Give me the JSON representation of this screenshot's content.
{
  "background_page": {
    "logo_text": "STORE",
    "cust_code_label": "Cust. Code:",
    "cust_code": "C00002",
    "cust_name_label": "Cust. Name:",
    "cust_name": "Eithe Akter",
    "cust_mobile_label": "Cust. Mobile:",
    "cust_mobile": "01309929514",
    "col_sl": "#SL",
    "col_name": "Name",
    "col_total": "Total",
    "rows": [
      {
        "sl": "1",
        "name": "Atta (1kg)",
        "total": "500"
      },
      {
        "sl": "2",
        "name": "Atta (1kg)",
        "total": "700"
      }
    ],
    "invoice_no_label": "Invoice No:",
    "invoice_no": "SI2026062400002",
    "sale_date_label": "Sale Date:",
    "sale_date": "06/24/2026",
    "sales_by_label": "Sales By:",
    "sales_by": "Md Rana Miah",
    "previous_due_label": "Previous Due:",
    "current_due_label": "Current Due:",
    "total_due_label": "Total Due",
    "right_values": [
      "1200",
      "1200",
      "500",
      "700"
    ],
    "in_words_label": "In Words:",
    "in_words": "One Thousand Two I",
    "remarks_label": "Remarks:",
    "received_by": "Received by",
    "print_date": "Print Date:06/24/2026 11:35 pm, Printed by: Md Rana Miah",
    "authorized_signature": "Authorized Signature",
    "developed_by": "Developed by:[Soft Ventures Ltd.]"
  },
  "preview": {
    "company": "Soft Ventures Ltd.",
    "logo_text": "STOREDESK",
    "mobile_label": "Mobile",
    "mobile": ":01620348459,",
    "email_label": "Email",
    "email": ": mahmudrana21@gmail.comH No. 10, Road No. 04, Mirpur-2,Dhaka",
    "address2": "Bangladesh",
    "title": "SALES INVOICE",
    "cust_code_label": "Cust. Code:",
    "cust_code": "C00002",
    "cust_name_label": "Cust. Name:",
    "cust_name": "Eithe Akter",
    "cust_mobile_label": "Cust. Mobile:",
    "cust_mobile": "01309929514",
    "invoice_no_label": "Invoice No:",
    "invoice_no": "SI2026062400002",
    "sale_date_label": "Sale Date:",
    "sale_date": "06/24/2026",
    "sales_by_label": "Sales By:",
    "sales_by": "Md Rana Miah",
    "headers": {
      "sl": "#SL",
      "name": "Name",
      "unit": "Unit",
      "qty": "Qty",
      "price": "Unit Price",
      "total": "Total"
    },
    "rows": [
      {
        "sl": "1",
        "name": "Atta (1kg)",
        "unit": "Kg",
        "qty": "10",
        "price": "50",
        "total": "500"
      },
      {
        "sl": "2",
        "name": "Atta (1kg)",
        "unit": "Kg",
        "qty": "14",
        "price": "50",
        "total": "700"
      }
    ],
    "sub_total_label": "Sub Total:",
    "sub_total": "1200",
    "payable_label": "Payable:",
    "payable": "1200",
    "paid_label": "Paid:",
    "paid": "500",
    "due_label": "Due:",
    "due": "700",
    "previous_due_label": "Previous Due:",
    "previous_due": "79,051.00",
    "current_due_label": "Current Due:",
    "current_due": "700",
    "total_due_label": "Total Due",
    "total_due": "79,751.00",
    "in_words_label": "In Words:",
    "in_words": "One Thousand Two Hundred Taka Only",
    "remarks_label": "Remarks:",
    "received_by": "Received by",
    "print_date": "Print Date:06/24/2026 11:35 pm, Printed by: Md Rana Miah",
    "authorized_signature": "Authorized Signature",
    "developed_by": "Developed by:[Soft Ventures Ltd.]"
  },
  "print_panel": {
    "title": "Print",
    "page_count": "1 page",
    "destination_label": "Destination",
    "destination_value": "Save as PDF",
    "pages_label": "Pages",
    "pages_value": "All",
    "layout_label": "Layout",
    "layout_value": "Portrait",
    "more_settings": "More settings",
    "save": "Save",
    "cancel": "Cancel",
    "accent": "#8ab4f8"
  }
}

### What you are asked to do:
Copy all the entries verbatim.

### Result for this exercise:
Give me the JSON representation of this screenshot's content.
{
  "background_page": {
    "logo_text": "STORE",
    "cust_code_label": "Cust. Code:",
    "cust_code": "C00002",
    "cust_name_label": "Cust. Name:",
    "cust_name": "Eithe Akter",
    "cust_mobile_label": "Cust. Mobile:",
    "cust_mobile": "01309929514",
    "col_sl": "#SL",
    "col_name": "Name",
    "col_total": "Total",
    "rows": [
      {
        "sl": "1",
        "name": "Atta (1kg)",
        "total": "500"
      },
      {
        "sl": "2",
        "name": "Atta (1kg)",
        "total": "700"
      }
    ],
    "invoice_no_label": "Invoice No:",
    "invoice_no": "SI2026062400002",
    "sale_date_label": "Sale Date:",
    "sale_date": "06/24/2026",
    "sales_by_label": "Sales By:",
    "sales_by": "Md Rana Miah",
    "previous_due_label": "Previous Due:",
    "current_due_label": "Current Due:",
    "total_due_label": "Total Due",
    "right_values": [
      "1200",
      "1200",
      "500",
      "700"
    ],
    "in_words_label": "In Words:",
    "in_words": "One Thousand Two I",
    "remarks_label": "Remarks:",
    "received_by": "Received by",
    "print_date": "Print Date:06/24/2026 11:35 pm, Printed by: Md Rana Miah",
    "authorized_signature": "Authorized Signature",
    "developed_by": "Developed by:[Soft Ventures Ltd.]"
  },
  "preview": {
    "company": "Soft Ventures Ltd.",
    "logo_text": "STOREDESK",
    "mobile_label": "Mobile",
    "mobile": ":01620348459,",
    "email_label": "Email",
    "email": ": mahmudrana21@gmail.comH No. 10, Road No. 04, Mirpur-2,Dhaka",
    "address2": "Bangladesh",
    "title": "SALES INVOICE",
    "cust_code_label": "Cust. Code:",
    "cust_code": "C00002",
    "cust_name_label": "Cust. Name:",
    "cust_name": "Eithe Akter",
    "cust_mobile_label": "Cust. Mobile:",
    "cust_mobile": "01309929514",
    "invoice_no_label": "Invoice No:",
    "invoice_no": "SI2026062400002",
    "sale_date_label": "Sale Date:",
    "sale_date": "06/24/2026",
    "sales_by_label": "Sales By:",
    "sales_by": "Md Rana Miah",
    "headers": {
      "sl": "#SL",
      "name": "Name",
      "unit": "Unit",
      "qty": "Qty",
      "price": "Unit Price",
      "total": "Total"
    },
    "rows": [
      {
        "sl": "1",
        "name": "Atta (1kg)",
        "unit": "Kg",
        "qty": "10",
        "price": "50",
        "total": "500"
      },
      {
        "sl": "2",
        "name": "Atta (1kg)",
        "unit": "Kg",
        "qty": "14",
        "price": "50",
        "total": "700"
      }
    ],
    "sub_total_label": "Sub Total:",
    "sub_total": "1200",
    "payable_label": "Payable:",
    "payable": "1200",
    "paid_label": "Paid:",
    "paid": "500",
    "due_label": "Due:",
    "due": "700",
    "previous_due_label": "Previous Due:",
    "previous_due": "79,051.00",
    "current_due_label": "Current Due:",
    "current_due": "700",
    "total_due_label": "Total Due",
    "total_due": "79,751.00",
    "in_words_label": "In Words:",
    "in_words": "One Thousand Two Hundred Taka Only",
    "remarks_label": "Remarks:",
    "received_by": "Received by",
    "print_date": "Print Date:06/24/2026 11:35 pm, Printed by: Md Rana Miah",
    "authorized_signature": "Authorized Signature",
    "developed_by": "Developed by:[Soft Ventures Ltd.]"
  },
  "print_panel": {
    "title": "Print",
    "page_count": "1 page",
    "destination_label": "Destination",
    "destination_value": "Save as PDF",
    "pages_label": "Pages",
    "pages_value": "All",
    "layout_label": "Layout",
    "layout_value": "Portrait",
    "more_settings": "More settings",
    "save": "Save",
    "cancel": "Cancel",
    "accent": "#8ab4f8"
  }
}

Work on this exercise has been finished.